EXERCISE ->
Write out every line of the material as it stands, apart from the pictures.
start
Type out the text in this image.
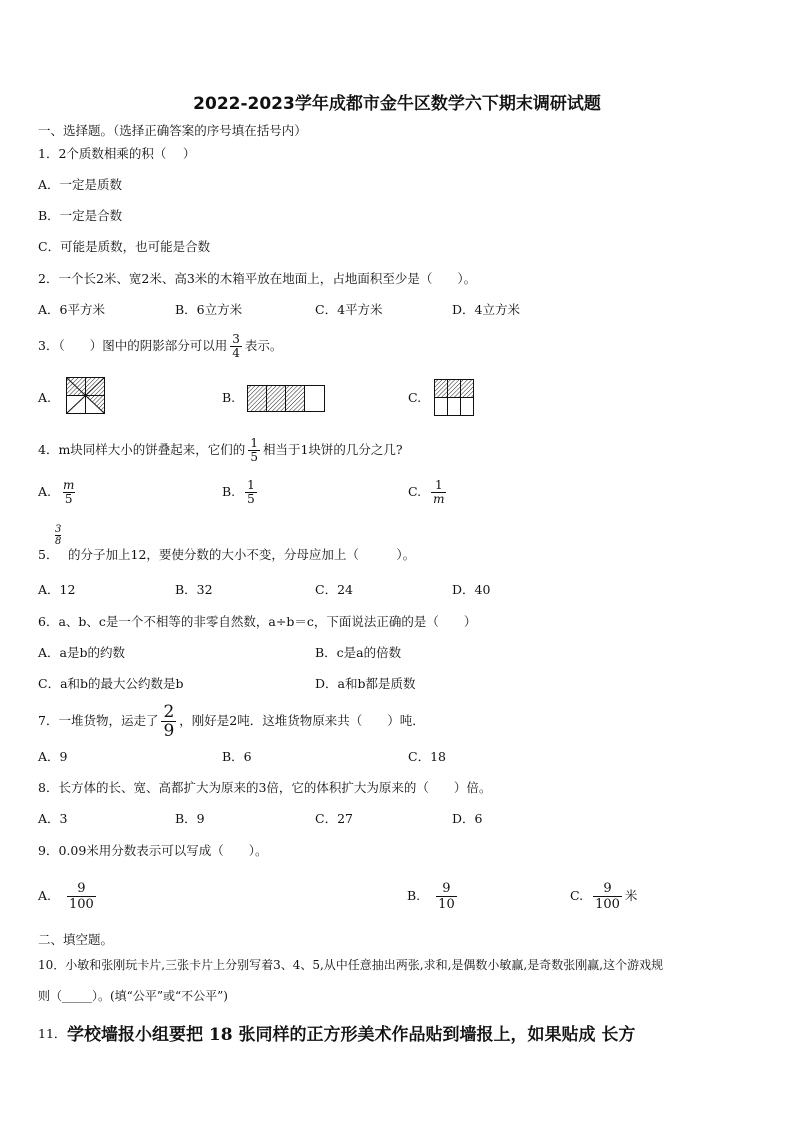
2022-2023学年成都市金牛区数学六下期末调研试题
一、选择题。（选择正确答案的序号填在括号内）
1．2个质数相乘的积（　 ）
A．一定是质数
B．一定是合数
C．可能是质数，也可能是合数
2．一个长2米、宽2米、高3米的木箱平放在地面上，占地面积至少是（　　）。
A．6平方米	B．6立方米	C．4平方米	D．4立方米
3．（　　）图中的阴影部分可以用 $\frac{3}{4}$ 表示。
A.	B.	C.
4．m块同样大小的饼叠起来，它们的 $\frac{1}{5}$ 相当于1块饼的几分之几?
A. $\frac{m}{5}$	B. $\frac{1}{5}$	C. $\frac{1}{m}$
$\frac{3}{8}$
5． 的分子加上12，要使分数的大小不变，分母应加上（　　　）。
A．12	B．32	C．24	D．40
6．a、b、c是一个不相等的非零自然数，a÷b＝c，下面说法正确的是（　　）
A．a是b的约数	B．c是a的倍数
C．a和b的最大公约数是b	D．a和b都是质数
7．一堆货物，运走了 $\frac{2}{9}$ ，刚好是2吨．这堆货物原来共（　　）吨．
A．9	B．6	C．18
8．长方体的长、宽、高都扩大为原来的3倍，它的体积扩大为原来的（　　）倍。
A．3	B．9	C．27	D．6
9．0.09米用分数表示可以写成（　　）。
A. $\frac{9}{100}$	B. $\frac{9}{10}$	C. $\frac{9}{100}$ 米
二、填空题。
10．小敏和张刚玩卡片,三张卡片上分别写着3、4、5,从中任意抽出两张,求和,是偶数小敏赢,是奇数张刚赢,这个游戏规
则（_____）。(填“公平”或“不公平”)
11． 学校墙报小组要把 18 张同样的正方形美术作品贴到墙报上，如果贴成 长方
end
EXPECTED ANSWER ->
Type out the text in this image.
2022-2023学年成都市金牛区数学六下期末调研试题
一、选择题。（选择正确答案的序号填在括号内）
1．2个质数相乘的积（　 ）
A．一定是质数
B．一定是合数
C．可能是质数，也可能是合数
2．一个长2米、宽2米、高3米的木箱平放在地面上，占地面积至少是（　　）。
A．6平方米	B．6立方米	C．4平方米	D．4立方米
3．（　　）图中的阴影部分可以用 $\frac{3}{4}$ 表示。
A.	B.	C.
4．m块同样大小的饼叠起来，它们的 $\frac{1}{5}$ 相当于1块饼的几分之几?
A. $\frac{m}{5}$	B. $\frac{1}{5}$	C. $\frac{1}{m}$
$\frac{3}{8}$
5． 的分子加上12，要使分数的大小不变，分母应加上（　　　）。
A．12	B．32	C．24	D．40
6．a、b、c是一个不相等的非零自然数，a÷b＝c，下面说法正确的是（　　）
A．a是b的约数	B．c是a的倍数
C．a和b的最大公约数是b	D．a和b都是质数
7．一堆货物，运走了 $\frac{2}{9}$ ，刚好是2吨．这堆货物原来共（　　）吨．
A．9	B．6	C．18
8．长方体的长、宽、高都扩大为原来的3倍，它的体积扩大为原来的（　　）倍。
A．3	B．9	C．27	D．6
9．0.09米用分数表示可以写成（　　）。
A. $\frac{9}{100}$	B. $\frac{9}{10}$	C. $\frac{9}{100}$ 米
二、填空题。
10．小敏和张刚玩卡片,三张卡片上分别写着3、4、5,从中任意抽出两张,求和,是偶数小敏赢,是奇数张刚赢,这个游戏规
则（_____）。(填“公平”或“不公平”)
11． 学校墙报小组要把 18 张同样的正方形美术作品贴到墙报上，如果贴成 长方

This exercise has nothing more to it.